WHAT YOU SHOULD DO
Within the data below, copy each line where the string "disease" is found.

DATA
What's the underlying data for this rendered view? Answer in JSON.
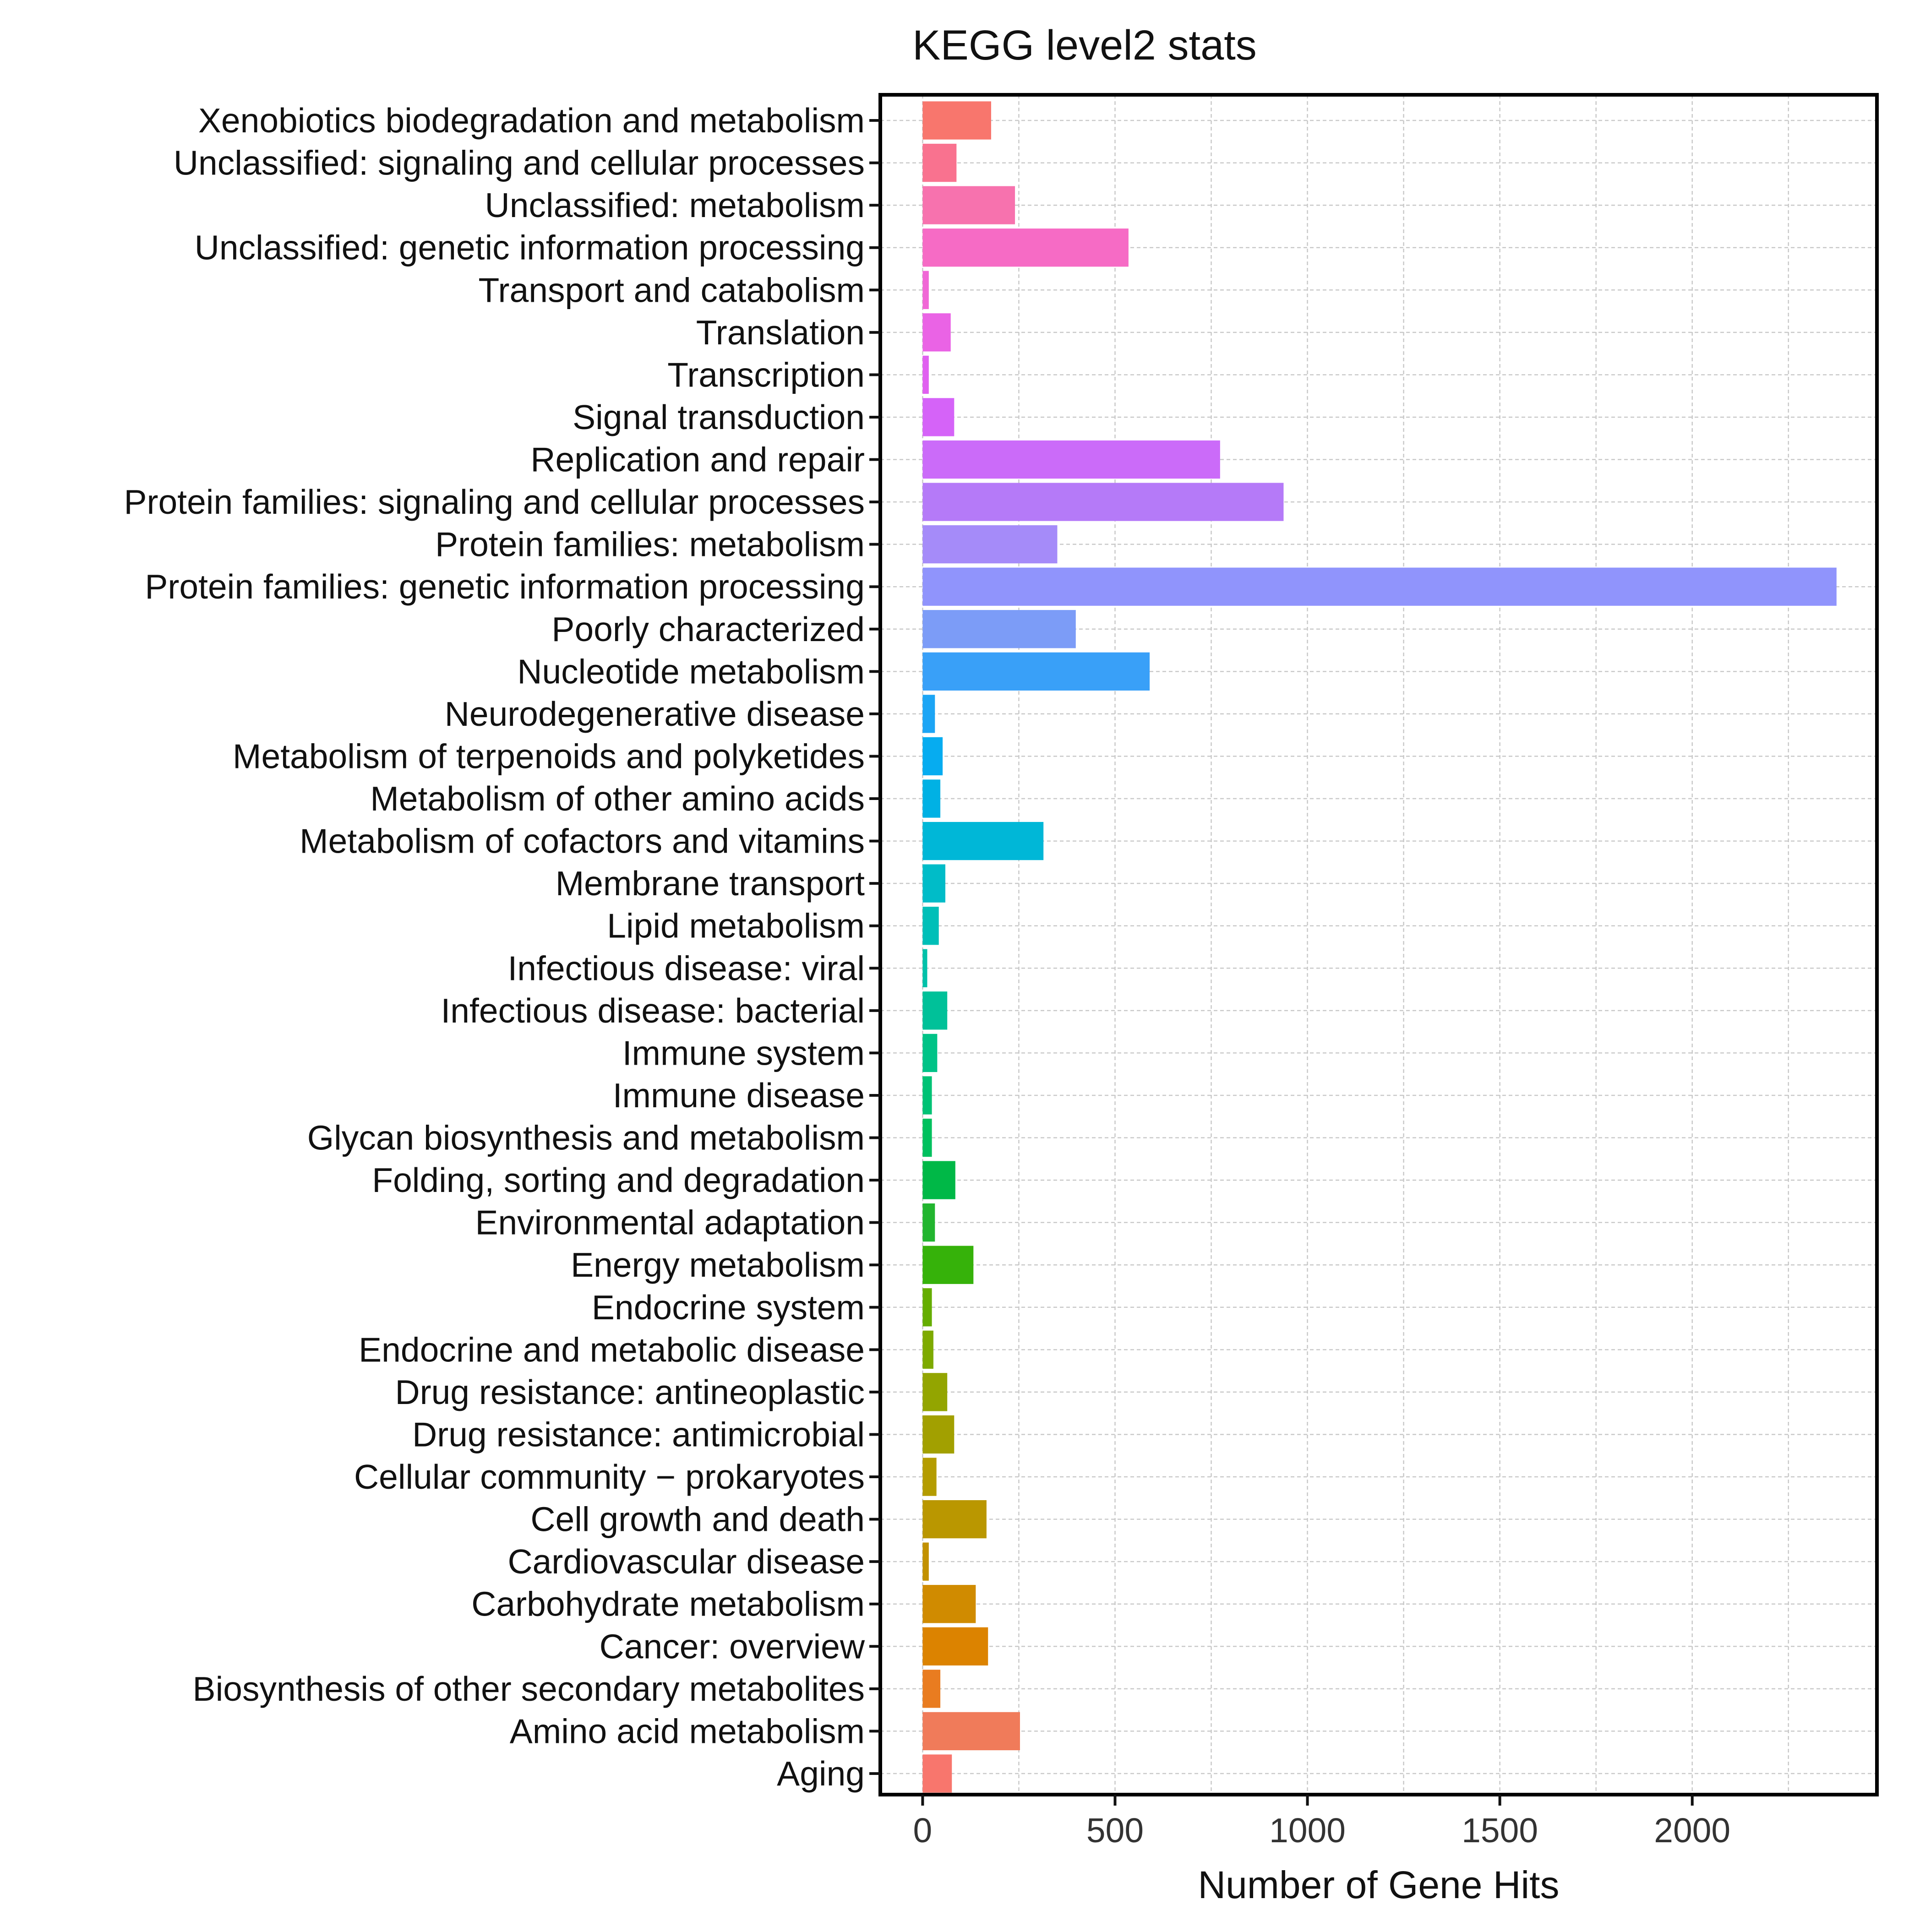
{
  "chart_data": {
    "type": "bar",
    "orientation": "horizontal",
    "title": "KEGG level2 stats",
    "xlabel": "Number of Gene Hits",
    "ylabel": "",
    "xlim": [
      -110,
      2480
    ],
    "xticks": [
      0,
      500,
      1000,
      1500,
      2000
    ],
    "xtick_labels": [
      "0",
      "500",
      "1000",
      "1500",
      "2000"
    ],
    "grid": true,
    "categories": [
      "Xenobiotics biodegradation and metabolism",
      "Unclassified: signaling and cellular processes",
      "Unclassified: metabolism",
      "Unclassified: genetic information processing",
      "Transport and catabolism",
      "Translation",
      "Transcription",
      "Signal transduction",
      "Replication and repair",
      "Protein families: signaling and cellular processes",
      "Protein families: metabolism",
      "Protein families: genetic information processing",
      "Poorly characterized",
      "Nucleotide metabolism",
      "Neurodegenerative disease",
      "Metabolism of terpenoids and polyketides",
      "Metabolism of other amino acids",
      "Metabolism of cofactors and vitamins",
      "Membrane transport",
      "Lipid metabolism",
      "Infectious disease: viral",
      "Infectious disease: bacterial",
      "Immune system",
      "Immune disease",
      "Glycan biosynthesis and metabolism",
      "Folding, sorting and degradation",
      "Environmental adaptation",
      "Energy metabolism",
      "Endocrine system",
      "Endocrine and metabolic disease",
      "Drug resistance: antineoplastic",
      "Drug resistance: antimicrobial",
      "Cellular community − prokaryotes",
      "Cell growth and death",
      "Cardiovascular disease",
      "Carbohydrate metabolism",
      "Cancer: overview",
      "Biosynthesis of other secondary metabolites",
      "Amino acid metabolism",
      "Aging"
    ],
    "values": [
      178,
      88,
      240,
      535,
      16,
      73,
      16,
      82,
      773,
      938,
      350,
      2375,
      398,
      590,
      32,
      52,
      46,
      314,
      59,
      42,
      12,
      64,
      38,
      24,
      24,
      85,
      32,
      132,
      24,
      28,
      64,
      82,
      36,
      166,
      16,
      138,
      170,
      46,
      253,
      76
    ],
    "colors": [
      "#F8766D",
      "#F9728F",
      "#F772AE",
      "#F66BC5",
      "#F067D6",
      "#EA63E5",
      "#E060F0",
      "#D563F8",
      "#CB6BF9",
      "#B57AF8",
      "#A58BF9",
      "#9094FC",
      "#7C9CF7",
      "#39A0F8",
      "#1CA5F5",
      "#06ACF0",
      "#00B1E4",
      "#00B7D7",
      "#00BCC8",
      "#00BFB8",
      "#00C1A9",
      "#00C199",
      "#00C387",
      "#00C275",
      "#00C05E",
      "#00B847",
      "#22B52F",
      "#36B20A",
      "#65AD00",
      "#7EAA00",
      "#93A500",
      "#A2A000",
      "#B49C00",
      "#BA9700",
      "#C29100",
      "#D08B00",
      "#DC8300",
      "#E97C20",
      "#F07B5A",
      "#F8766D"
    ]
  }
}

SOLUTION
      "Neurodegenerative disease",
      "Infectious disease: viral",
      "Infectious disease: bacterial",
      "Immune disease",
      "Endocrine and metabolic disease",
      "Cardiovascular disease",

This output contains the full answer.